▶ _YOUR TASK_: Wherever the string "fácil" appears in a line, extract that line.

▶ _MATERIAL PROVIDED_:

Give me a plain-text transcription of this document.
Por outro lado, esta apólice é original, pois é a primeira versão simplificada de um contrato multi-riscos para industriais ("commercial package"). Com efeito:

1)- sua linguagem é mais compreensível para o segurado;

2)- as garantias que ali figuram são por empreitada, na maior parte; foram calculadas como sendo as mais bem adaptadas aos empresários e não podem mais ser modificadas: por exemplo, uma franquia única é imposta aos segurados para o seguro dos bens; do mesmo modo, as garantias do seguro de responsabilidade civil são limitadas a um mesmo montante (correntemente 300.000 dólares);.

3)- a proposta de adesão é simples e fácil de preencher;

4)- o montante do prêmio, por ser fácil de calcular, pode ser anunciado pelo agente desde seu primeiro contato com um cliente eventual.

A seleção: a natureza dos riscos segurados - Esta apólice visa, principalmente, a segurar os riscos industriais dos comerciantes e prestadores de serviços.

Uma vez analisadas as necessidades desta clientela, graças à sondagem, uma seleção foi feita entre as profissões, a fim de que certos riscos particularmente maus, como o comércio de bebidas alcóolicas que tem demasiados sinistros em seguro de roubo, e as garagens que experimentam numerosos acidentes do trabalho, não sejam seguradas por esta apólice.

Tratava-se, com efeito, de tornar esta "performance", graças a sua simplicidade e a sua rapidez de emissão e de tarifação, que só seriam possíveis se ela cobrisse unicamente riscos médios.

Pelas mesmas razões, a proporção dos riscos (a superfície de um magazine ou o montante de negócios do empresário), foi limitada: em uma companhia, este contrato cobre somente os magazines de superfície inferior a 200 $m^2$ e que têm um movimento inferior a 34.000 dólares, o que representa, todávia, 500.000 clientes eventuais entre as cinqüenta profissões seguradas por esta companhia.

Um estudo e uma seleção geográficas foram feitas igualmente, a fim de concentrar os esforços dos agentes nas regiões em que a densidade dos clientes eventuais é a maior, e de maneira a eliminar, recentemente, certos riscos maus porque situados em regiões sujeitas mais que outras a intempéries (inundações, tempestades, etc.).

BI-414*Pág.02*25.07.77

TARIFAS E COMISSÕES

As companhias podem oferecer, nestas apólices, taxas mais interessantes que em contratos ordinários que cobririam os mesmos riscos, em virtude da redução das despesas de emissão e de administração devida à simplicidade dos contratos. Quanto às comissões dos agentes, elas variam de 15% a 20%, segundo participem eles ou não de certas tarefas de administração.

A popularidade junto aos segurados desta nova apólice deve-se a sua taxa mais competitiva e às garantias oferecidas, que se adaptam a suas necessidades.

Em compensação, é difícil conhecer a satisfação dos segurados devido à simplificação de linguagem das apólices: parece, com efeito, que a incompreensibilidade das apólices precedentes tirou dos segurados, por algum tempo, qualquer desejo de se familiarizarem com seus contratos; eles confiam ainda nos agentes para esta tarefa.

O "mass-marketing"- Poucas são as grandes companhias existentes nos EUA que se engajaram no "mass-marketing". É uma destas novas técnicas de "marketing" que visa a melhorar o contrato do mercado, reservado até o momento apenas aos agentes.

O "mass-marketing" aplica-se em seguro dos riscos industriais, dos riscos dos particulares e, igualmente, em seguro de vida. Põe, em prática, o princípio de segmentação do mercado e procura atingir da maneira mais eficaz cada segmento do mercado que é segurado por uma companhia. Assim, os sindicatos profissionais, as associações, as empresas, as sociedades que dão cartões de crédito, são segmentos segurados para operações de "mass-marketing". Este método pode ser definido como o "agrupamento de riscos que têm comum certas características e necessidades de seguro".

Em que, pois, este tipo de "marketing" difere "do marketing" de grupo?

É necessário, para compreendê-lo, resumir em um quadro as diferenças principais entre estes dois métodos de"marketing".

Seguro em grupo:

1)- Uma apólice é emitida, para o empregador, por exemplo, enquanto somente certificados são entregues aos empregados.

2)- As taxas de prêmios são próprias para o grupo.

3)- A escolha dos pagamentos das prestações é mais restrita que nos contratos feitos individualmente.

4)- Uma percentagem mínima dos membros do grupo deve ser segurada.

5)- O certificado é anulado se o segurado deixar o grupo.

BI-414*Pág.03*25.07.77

▶ _SOLVED PROBLEM_:
3)- a proposta de adesão é simples e fácil de preencher;
4)- o montante do prêmio, por ser fácil de calcular, pode ser anunciado pelo agente desde seu primeiro contato com um cliente eventual.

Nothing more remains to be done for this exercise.